-- begin Passage provided --
Python package for handwriting recognition

Question 1

I am currently writing my bachelor's thesis about on-line handwriting recognition. This is not OCR, because I have the information how a symbol is written as a list of pen trajectory coordinates (x, y).

I call this hwrt - handwriting recognition toolkit. It has a documentation and a friend of mine got the "first steps" to work on his computer.

However, it is the first time I wrote a Python package of which I hope that others might use it. I hope to get general feedback about this project.

The project is hosted at GitHub and has the following structure:

.
├── bin
├── dist
├── docs
├── hwrt
│  ├── misc
│  └── templates
└── tests
 └── symbols

I has some nosetests (not enough, I am working on it).

One of the files in bin is view.py. It allows users to take a look at the data they have previously downloaded (see "first steps" in my documentation).
-- end Passage provided --
What is asked —
(a) In the handwriting recognition post, what does the author call the package being written?
(b) Please return the handwriting recognition post from "I am currently" up to and including "about this project.".
-- begin Given information --
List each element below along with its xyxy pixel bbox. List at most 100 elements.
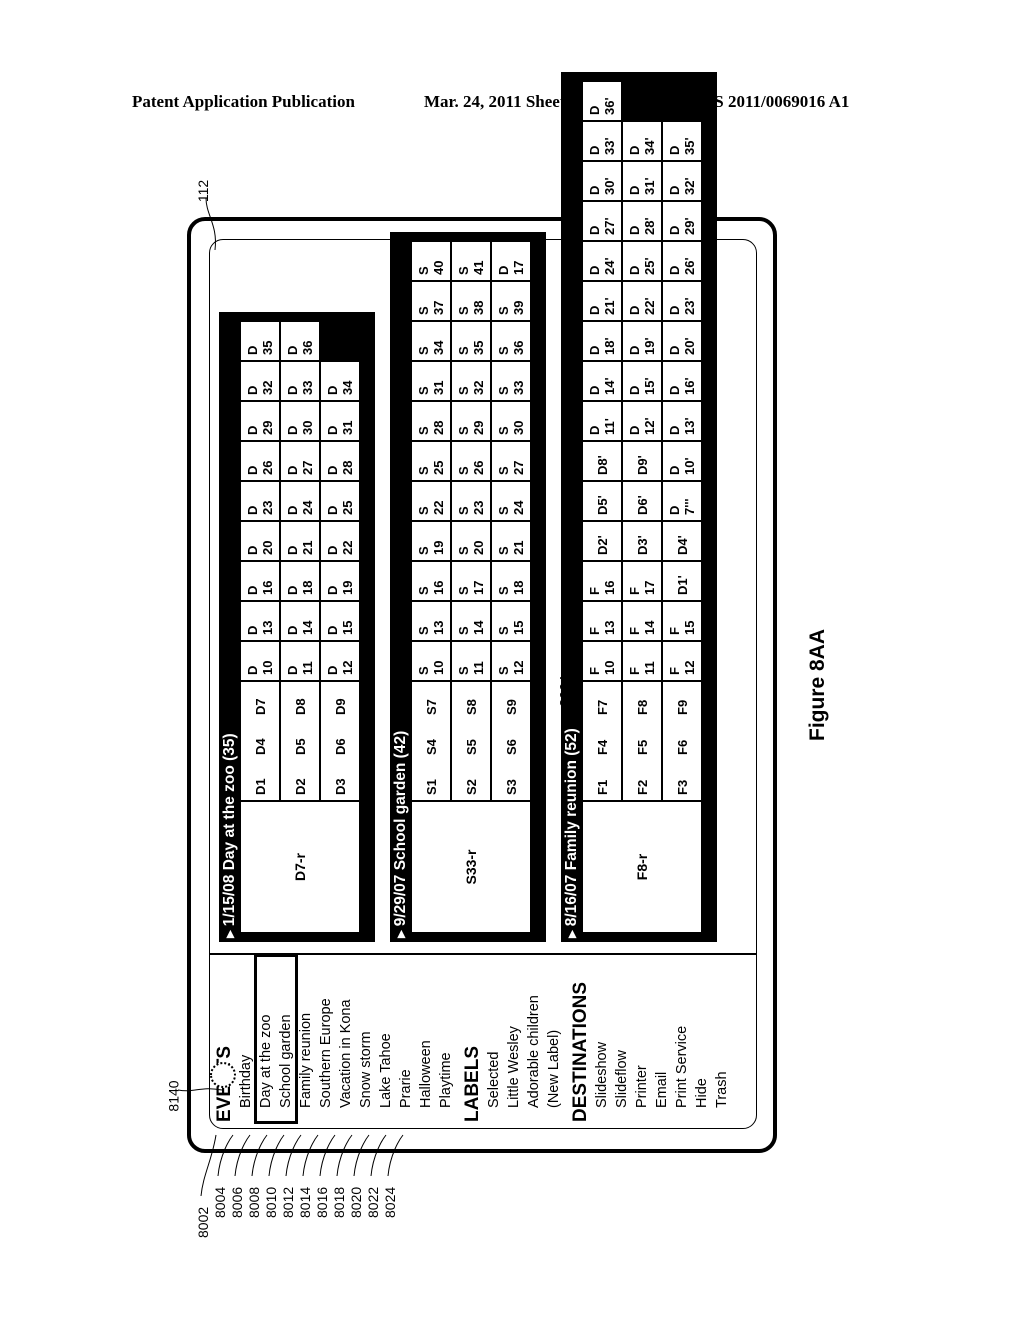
- disclosure-triangle-icon[interactable]: ▶: [567, 930, 578, 938]
- photo-thumbnail[interactable]: S 21: [492, 522, 530, 560]
- photo-thumbnail[interactable]: D 25': [623, 242, 661, 280]
- photo-thumbnail[interactable]: S 31: [412, 362, 450, 400]
- photo-thumbnail[interactable]: D 12': [623, 402, 661, 440]
- destination-item[interactable]: Email: [652, 954, 672, 1122]
- photo-thumbnail[interactable]: D 16': [663, 362, 701, 400]
- photo-thumbnail[interactable]: D 18': [583, 322, 621, 360]
- photo-thumbnail[interactable]: D6': [623, 482, 661, 520]
- photo-thumbnail[interactable]: S 36: [492, 322, 530, 360]
- event-panel-title[interactable]: ▶ 1/15/08 Day at the zoo (35): [219, 312, 241, 942]
- photo-thumbnail[interactable]: S3: [492, 760, 530, 800]
- photo-thumbnail[interactable]: F1: [583, 760, 621, 800]
- event-item[interactable]: Family reunion: [296, 954, 316, 1122]
- photo-thumbnail[interactable]: S9: [492, 682, 530, 720]
- photo-thumbnail[interactable]: S 27: [492, 442, 530, 480]
- photo-thumbnail[interactable]: D2: [281, 760, 319, 800]
- photo-thumbnail[interactable]: S 26: [452, 442, 490, 480]
- photo-thumbnail[interactable]: F 13: [583, 602, 621, 640]
- photo-thumbnail[interactable]: S 19: [412, 522, 450, 560]
- photo-thumbnail[interactable]: S 12: [492, 642, 530, 680]
- photo-thumbnail[interactable]: F5: [623, 720, 661, 760]
- event-item[interactable]: Snow storm: [356, 954, 376, 1122]
- photo-thumbnail[interactable]: D 13: [241, 602, 279, 640]
- photo-thumbnail[interactable]: D 22: [321, 522, 359, 560]
- event-item[interactable]: Vacation in Kona: [336, 954, 356, 1122]
- photo-thumbnail[interactable]: F9: [663, 682, 701, 720]
- photo-thumbnail[interactable]: D 31': [623, 162, 661, 200]
- photo-thumbnail[interactable]: F 11: [623, 642, 661, 680]
- photo-thumbnail[interactable]: S8: [452, 682, 490, 720]
- photo-thumbnail[interactable]: S 41: [452, 242, 490, 280]
- photo-thumbnail[interactable]: S 16: [412, 562, 450, 600]
- photo-thumbnail[interactable]: D 34: [321, 362, 359, 400]
- photo-thumbnail[interactable]: S7: [412, 682, 450, 720]
- photo-thumbnail[interactable]: D 20: [241, 522, 279, 560]
- event-panel-title[interactable]: ▶ 8/16/07 Family reunion (52): [561, 72, 583, 942]
- label-item[interactable]: Little Wesley: [504, 954, 524, 1122]
- photo-thumbnail[interactable]: S 10: [412, 642, 450, 680]
- photo-thumbnail[interactable]: F8: [623, 682, 661, 720]
- photo-thumbnail[interactable]: S 37: [412, 282, 450, 320]
- photo-thumbnail[interactable]: S 22: [412, 482, 450, 520]
- key-photo[interactable]: S33-r: [412, 802, 530, 932]
- event-item[interactable]: Birthday: [236, 954, 256, 1122]
- photo-thumbnail[interactable]: D8': [583, 442, 621, 480]
- photo-thumbnail[interactable]: D 35': [663, 122, 701, 160]
- photo-thumbnail[interactable]: D 12: [321, 642, 359, 680]
- disclosure-triangle-icon[interactable]: ▶: [396, 930, 407, 938]
- photo-thumbnail[interactable]: D 18: [281, 562, 319, 600]
- label-item[interactable]: Selected: [484, 954, 504, 1122]
- photo-thumbnail[interactable]: F 14: [623, 602, 661, 640]
- photo-thumbnail[interactable]: S 13: [412, 602, 450, 640]
- photo-thumbnail[interactable]: D 29: [241, 402, 279, 440]
- photo-thumbnail[interactable]: D 26: [241, 442, 279, 480]
- photo-thumbnail[interactable]: D 15': [623, 362, 661, 400]
- photo-thumbnail[interactable]: S4: [412, 720, 450, 760]
- photo-thumbnail[interactable]: S 15: [492, 602, 530, 640]
- photo-thumbnail[interactable]: D 34': [623, 122, 661, 160]
- photo-thumbnail[interactable]: F6: [663, 720, 701, 760]
- photo-thumbnail[interactable]: S 17: [452, 562, 490, 600]
- photo-thumbnail[interactable]: F2: [623, 760, 661, 800]
- disclosure-triangle-icon[interactable]: ▶: [225, 930, 236, 938]
- photo-thumbnail[interactable]: D 28': [623, 202, 661, 240]
- photo-thumbnail[interactable]: D5: [281, 720, 319, 760]
- destination-item[interactable]: Hide: [692, 954, 712, 1122]
- event-item[interactable]: Halloween: [416, 954, 436, 1122]
- photo-thumbnail[interactable]: F 12: [663, 642, 701, 680]
- photo-thumbnail[interactable]: F 16: [583, 562, 621, 600]
- event-item[interactable]: Playtime: [436, 954, 456, 1122]
- photo-thumbnail[interactable]: D 10': [663, 442, 701, 480]
- destination-item[interactable]: Print Service: [672, 954, 692, 1122]
- destination-item[interactable]: Slideflow: [612, 954, 632, 1122]
- photo-thumbnail[interactable]: D9: [321, 682, 359, 720]
- photo-thumbnail[interactable]: D 36': [583, 82, 621, 120]
- photo-thumbnail[interactable]: D8: [281, 682, 319, 720]
- photo-thumbnail[interactable]: F 15: [663, 602, 701, 640]
- photo-thumbnail[interactable]: F7: [583, 682, 621, 720]
- photo-thumbnail[interactable]: D5': [583, 482, 621, 520]
- photo-thumbnail[interactable]: D7: [241, 682, 279, 720]
- event-item[interactable]: Lake Tahoe: [376, 954, 396, 1122]
- photo-thumbnail[interactable]: D 19': [623, 322, 661, 360]
- photo-thumbnail[interactable]: S 23: [452, 482, 490, 520]
- photo-thumbnail[interactable]: D 28: [321, 442, 359, 480]
- photo-thumbnail[interactable]: S5: [452, 720, 490, 760]
- photo-thumbnail[interactable]: D 21': [583, 282, 621, 320]
- photo-thumbnail[interactable]: D 32': [663, 162, 701, 200]
- photo-thumbnail[interactable]: S 25: [412, 442, 450, 480]
- photo-thumbnail[interactable]: D2': [583, 522, 621, 560]
- photo-thumbnail[interactable]: S 18: [492, 562, 530, 600]
- label-item[interactable]: (New Label): [544, 954, 564, 1122]
- photo-thumbnail[interactable]: F 17: [623, 562, 661, 600]
- photo-thumbnail[interactable]: D 14: [281, 602, 319, 640]
- photo-thumbnail[interactable]: S 29: [452, 402, 490, 440]
- photo-thumbnail[interactable]: D 33: [281, 362, 319, 400]
- key-photo[interactable]: D7-r: [241, 802, 359, 932]
- photo-thumbnail[interactable]: S 33: [492, 362, 530, 400]
- photo-thumbnail[interactable]: D 27': [583, 202, 621, 240]
- photo-thumbnail[interactable]: D 19: [321, 562, 359, 600]
- event-item[interactable]: Southern Europe: [316, 954, 336, 1122]
- photo-thumbnail[interactable]: S 28: [412, 402, 450, 440]
- photo-thumbnail[interactable]: D 11: [281, 642, 319, 680]
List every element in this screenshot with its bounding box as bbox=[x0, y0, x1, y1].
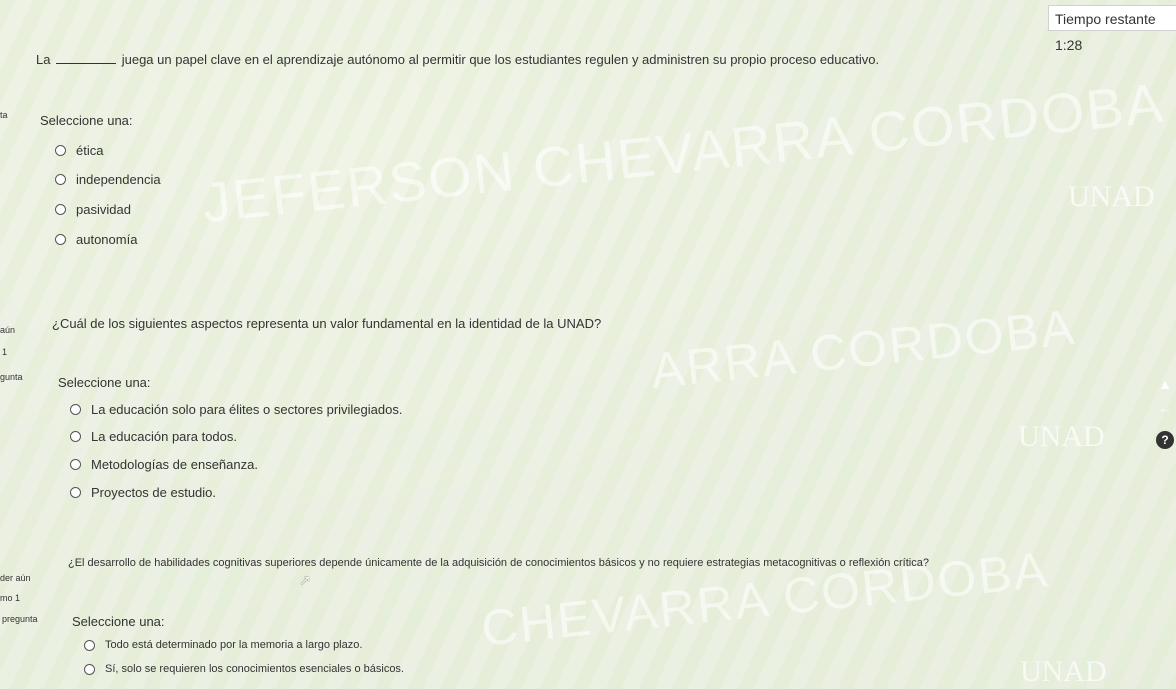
select-one-label: Seleccione una: bbox=[58, 375, 151, 390]
select-one-label: Seleccione una: bbox=[72, 614, 165, 629]
option-label: autonomía bbox=[76, 232, 138, 247]
sidebar-fragment: ta bbox=[0, 110, 8, 120]
radio-button[interactable] bbox=[84, 663, 95, 675]
option-label: Metodologías de enseñanza. bbox=[91, 457, 258, 472]
radio-button[interactable] bbox=[84, 639, 95, 651]
question-text: ¿El desarrollo de habilidades cognitivas… bbox=[68, 557, 929, 569]
help-icon[interactable]: ? bbox=[1156, 431, 1174, 449]
sidebar-fragment: der aún bbox=[0, 573, 31, 583]
option-conocimientos-basicos[interactable]: Sí, solo se requieren los conocimientos … bbox=[84, 663, 404, 675]
option-label: pasividad bbox=[76, 202, 131, 217]
unad-logo-3: UNAD bbox=[1020, 655, 1107, 688]
radio-button[interactable] bbox=[55, 204, 66, 215]
watermark-name-2: ARRA CORDOBA bbox=[648, 298, 1079, 400]
sidebar-fragment: pregunta bbox=[2, 614, 38, 624]
back-arrow-icon[interactable]: ← bbox=[1154, 397, 1176, 419]
unad-logo: UNAD bbox=[1068, 180, 1155, 213]
option-educacion-para-todos[interactable]: La educación para todos. bbox=[70, 429, 237, 444]
option-label: La educación para todos. bbox=[91, 429, 237, 444]
mouse-cursor-icon: ↗ bbox=[299, 572, 311, 588]
option-label: Todo está determinado por la memoria a l… bbox=[105, 639, 363, 651]
option-etica[interactable]: ética bbox=[55, 143, 103, 158]
option-autonomia[interactable]: autonomía bbox=[55, 232, 137, 247]
watermark-name: JEFERSON CHEVARRA CORDOBA bbox=[199, 70, 1168, 235]
question-text: ¿Cuál de los siguientes aspectos represe… bbox=[52, 316, 602, 331]
radio-button[interactable] bbox=[70, 487, 81, 498]
radio-button[interactable] bbox=[70, 459, 81, 470]
option-independencia[interactable]: independencia bbox=[55, 172, 161, 187]
radio-button[interactable] bbox=[55, 174, 66, 185]
option-pasividad[interactable]: pasividad bbox=[55, 202, 131, 217]
time-remaining: Tiempo restante 1:28 bbox=[1048, 5, 1176, 53]
select-one-label: Seleccione una: bbox=[40, 113, 133, 128]
radio-button[interactable] bbox=[55, 145, 66, 156]
scroll-up-icon[interactable]: ▲ bbox=[1154, 373, 1176, 395]
question-text: La juega un papel clave en el aprendizaj… bbox=[36, 52, 879, 67]
answer-blank bbox=[56, 53, 117, 64]
option-label: ética bbox=[76, 143, 104, 158]
option-memoria[interactable]: Todo está determinado por la memoria a l… bbox=[84, 639, 362, 651]
sidebar-fragment: aún bbox=[0, 325, 16, 335]
question-suffix: juega un papel clave en el aprendizaje a… bbox=[121, 52, 880, 67]
option-educacion-elites[interactable]: La educación solo para élites o sectores… bbox=[70, 402, 402, 417]
option-label: Proyectos de estudio. bbox=[91, 485, 217, 500]
unad-logo-2: UNAD bbox=[1018, 420, 1105, 453]
sidebar-fragment: gunta bbox=[0, 372, 23, 382]
sidebar-fragment: mo 1 bbox=[0, 593, 21, 603]
option-label: independencia bbox=[76, 172, 161, 187]
sidebar-fragment: 1 bbox=[2, 347, 8, 357]
option-label: La educación solo para élites o sectores… bbox=[91, 402, 403, 417]
option-metodologias[interactable]: Metodologías de enseñanza. bbox=[70, 457, 258, 472]
option-label: Sí, solo se requieren los conocimientos … bbox=[105, 663, 404, 675]
radio-button[interactable] bbox=[55, 234, 66, 245]
question-prefix: La bbox=[36, 52, 51, 67]
radio-button[interactable] bbox=[70, 404, 81, 415]
option-proyectos[interactable]: Proyectos de estudio. bbox=[70, 485, 216, 500]
radio-button[interactable] bbox=[70, 431, 81, 442]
-- end Given information --
Responses —
(a) hwrt, short for handwriting recognition toolkit.

(b)
I am currently writing my bachelor's thesis about on-line handwriting recognition. This is not OCR, because I have the information how a symbol is written as a list of pen trajectory coordinates (x, y).

I call this hwrt - handwriting recognition toolkit. It has a documentation and a friend of mine got the "first steps" to work on his computer.

However, it is the first time I wrote a Python package of which I hope that others might use it. I hope to get general feedback about this project.